§ PROBLEM REQUIREMENTS
Please retype the data in full and exactly; the pictures are not part of the copy.

§ INFORMATION SHOWN
..........
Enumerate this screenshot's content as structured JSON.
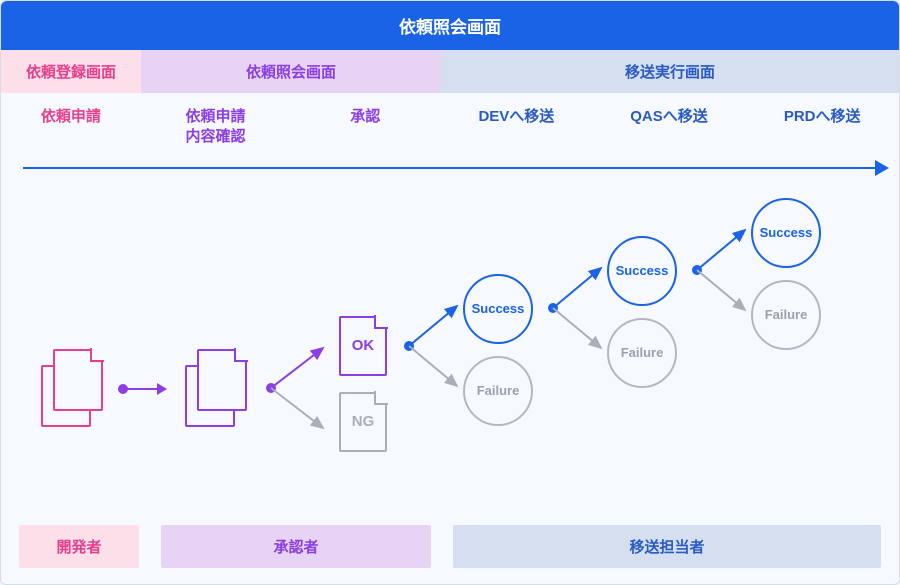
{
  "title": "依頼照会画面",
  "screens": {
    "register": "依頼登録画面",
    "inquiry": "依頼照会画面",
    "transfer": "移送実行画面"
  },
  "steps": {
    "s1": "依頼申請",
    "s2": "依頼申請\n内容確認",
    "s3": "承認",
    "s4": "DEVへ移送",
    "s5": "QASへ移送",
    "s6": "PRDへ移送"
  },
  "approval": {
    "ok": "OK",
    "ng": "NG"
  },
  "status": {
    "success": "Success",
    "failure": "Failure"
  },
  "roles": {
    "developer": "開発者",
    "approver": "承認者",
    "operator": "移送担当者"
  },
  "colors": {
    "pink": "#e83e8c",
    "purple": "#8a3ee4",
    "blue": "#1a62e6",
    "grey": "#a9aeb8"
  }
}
..........
§ RESPONSE BELOW
Enumerate this screenshot's content as structured JSON.
{
  "title": "依頼照会画面",
  "screens": {
    "register": "依頼登録画面",
    "inquiry": "依頼照会画面",
    "transfer": "移送実行画面"
  },
  "steps": {
    "s1": "依頼申請",
    "s2": "依頼申請\n内容確認",
    "s3": "承認",
    "s4": "DEVへ移送",
    "s5": "QASへ移送",
    "s6": "PRDへ移送"
  },
  "approval": {
    "ok": "OK",
    "ng": "NG"
  },
  "status": {
    "success": "Success",
    "failure": "Failure"
  },
  "roles": {
    "developer": "開発者",
    "approver": "承認者",
    "operator": "移送担当者"
  },
  "colors": {
    "pink": "#e83e8c",
    "purple": "#8a3ee4",
    "blue": "#1a62e6",
    "grey": "#a9aeb8"
  }
}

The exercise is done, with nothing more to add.